Written request — Print the records again, character for character.

Data excerpts —

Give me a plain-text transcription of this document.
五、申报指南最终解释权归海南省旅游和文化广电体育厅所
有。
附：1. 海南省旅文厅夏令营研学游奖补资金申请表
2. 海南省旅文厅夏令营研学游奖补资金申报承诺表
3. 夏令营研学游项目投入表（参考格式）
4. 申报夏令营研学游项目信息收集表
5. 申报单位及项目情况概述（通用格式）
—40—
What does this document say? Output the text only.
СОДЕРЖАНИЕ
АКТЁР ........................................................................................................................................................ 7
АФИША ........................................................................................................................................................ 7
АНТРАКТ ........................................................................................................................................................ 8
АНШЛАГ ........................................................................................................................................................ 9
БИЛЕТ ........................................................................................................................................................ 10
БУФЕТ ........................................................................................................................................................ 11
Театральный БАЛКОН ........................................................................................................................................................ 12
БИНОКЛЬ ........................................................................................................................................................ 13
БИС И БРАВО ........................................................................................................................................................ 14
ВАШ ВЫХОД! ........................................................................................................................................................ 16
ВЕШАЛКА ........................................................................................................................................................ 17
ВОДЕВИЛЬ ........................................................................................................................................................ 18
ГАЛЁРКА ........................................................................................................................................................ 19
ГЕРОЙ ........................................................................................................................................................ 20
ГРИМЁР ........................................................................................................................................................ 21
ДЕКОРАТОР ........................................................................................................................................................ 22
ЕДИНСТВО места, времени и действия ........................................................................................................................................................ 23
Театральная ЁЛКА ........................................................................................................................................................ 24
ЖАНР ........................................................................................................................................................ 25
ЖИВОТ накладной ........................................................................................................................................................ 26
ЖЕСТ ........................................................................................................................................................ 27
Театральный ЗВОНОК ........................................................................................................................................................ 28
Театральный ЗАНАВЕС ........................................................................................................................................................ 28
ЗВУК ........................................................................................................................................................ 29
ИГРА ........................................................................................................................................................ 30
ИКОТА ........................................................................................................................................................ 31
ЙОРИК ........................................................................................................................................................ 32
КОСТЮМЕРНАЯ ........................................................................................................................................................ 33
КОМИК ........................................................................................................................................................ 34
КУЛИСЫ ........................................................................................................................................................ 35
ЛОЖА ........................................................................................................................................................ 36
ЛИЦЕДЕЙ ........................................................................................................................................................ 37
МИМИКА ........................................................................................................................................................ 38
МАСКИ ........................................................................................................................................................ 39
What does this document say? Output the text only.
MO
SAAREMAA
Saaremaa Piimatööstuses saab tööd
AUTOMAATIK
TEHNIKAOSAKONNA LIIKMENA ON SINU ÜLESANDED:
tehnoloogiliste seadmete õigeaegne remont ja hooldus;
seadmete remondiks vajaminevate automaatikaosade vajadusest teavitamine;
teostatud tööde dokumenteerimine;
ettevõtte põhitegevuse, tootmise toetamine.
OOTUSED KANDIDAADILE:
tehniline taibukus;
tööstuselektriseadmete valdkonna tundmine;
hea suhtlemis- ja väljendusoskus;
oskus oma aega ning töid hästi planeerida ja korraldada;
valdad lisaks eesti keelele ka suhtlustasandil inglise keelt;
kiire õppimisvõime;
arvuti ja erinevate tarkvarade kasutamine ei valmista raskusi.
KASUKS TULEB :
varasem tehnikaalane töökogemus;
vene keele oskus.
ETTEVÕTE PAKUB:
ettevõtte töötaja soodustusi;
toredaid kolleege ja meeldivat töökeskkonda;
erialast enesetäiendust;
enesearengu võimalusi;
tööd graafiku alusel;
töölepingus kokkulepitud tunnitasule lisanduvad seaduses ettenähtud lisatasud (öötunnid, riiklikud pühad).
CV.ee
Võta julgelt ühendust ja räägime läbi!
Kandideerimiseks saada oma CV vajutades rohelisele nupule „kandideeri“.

Exercise response —
Give me a plain-text transcription of this document.
五、申报指南最终解释权归海南省旅游和文化广电体育厅所
有。
附：1. 海南省旅文厅夏令营研学游奖补资金申请表
2. 海南省旅文厅夏令营研学游奖补资金申报承诺表
3. 夏令营研学游项目投入表（参考格式）
4. 申报夏令营研学游项目信息收集表
5. 申报单位及项目情况概述（通用格式）
—40—
What does this document say? Output the text only.
СОДЕРЖАНИЕ
АКТЁР ........................................................................................................................................................ 7
АФИША ........................................................................................................................................................ 7
АНТРАКТ ........................................................................................................................................................ 8
АНШЛАГ ........................................................................................................................................................ 9
БИЛЕТ ........................................................................................................................................................ 10
БУФЕТ ........................................................................................................................................................ 11
Театральный БАЛКОН ........................................................................................................................................................ 12
БИНОКЛЬ ........................................................................................................................................................ 13
БИС И БРАВО ........................................................................................................................................................ 14
ВАШ ВЫХОД! ........................................................................................................................................................ 16
ВЕШАЛКА ........................................................................................................................................................ 17
ВОДЕВИЛЬ ........................................................................................................................................................ 18
ГАЛЁРКА ........................................................................................................................................................ 19
ГЕРОЙ ........................................................................................................................................................ 20
ГРИМЁР ........................................................................................................................................................ 21
ДЕКОРАТОР ........................................................................................................................................................ 22
ЕДИНСТВО места, времени и действия ........................................................................................................................................................ 23
Театральная ЁЛКА ........................................................................................................................................................ 24
ЖАНР ........................................................................................................................................................ 25
ЖИВОТ накладной ........................................................................................................................................................ 26
ЖЕСТ ........................................................................................................................................................ 27
Театральный ЗВОНОК ........................................................................................................................................................ 28
Театральный ЗАНАВЕС ........................................................................................................................................................ 28
ЗВУК ........................................................................................................................................................ 29
ИГРА ........................................................................................................................................................ 30
ИКОТА ........................................................................................................................................................ 31
ЙОРИК ........................................................................................................................................................ 32
КОСТЮМЕРНАЯ ........................................................................................................................................................ 33
КОМИК ........................................................................................................................................................ 34
КУЛИСЫ ........................................................................................................................................................ 35
ЛОЖА ........................................................................................................................................................ 36
ЛИЦЕДЕЙ ........................................................................................................................................................ 37
МИМИКА ........................................................................................................................................................ 38
МАСКИ ........................................................................................................................................................ 39
What does this document say? Output the text only.
MO
SAAREMAA
Saaremaa Piimatööstuses saab tööd
AUTOMAATIK
TEHNIKAOSAKONNA LIIKMENA ON SINU ÜLESANDED:
tehnoloogiliste seadmete õigeaegne remont ja hooldus;
seadmete remondiks vajaminevate automaatikaosade vajadusest teavitamine;
teostatud tööde dokumenteerimine;
ettevõtte põhitegevuse, tootmise toetamine.
OOTUSED KANDIDAADILE:
tehniline taibukus;
tööstuselektriseadmete valdkonna tundmine;
hea suhtlemis- ja väljendusoskus;
oskus oma aega ning töid hästi planeerida ja korraldada;
valdad lisaks eesti keelele ka suhtlustasandil inglise keelt;
kiire õppimisvõime;
arvuti ja erinevate tarkvarade kasutamine ei valmista raskusi.
KASUKS TULEB :
varasem tehnikaalane töökogemus;
vene keele oskus.
ETTEVÕTE PAKUB:
ettevõtte töötaja soodustusi;
toredaid kolleege ja meeldivat töökeskkonda;
erialast enesetäiendust;
enesearengu võimalusi;
tööd graafiku alusel;
töölepingus kokkulepitud tunnitasule lisanduvad seaduses ettenähtud lisatasud (öötunnid, riiklikud pühad).
CV.ee
Võta julgelt ühendust ja räägime läbi!
Kandideerimiseks saada oma CV vajutades rohelisele nupule „kandideeri“.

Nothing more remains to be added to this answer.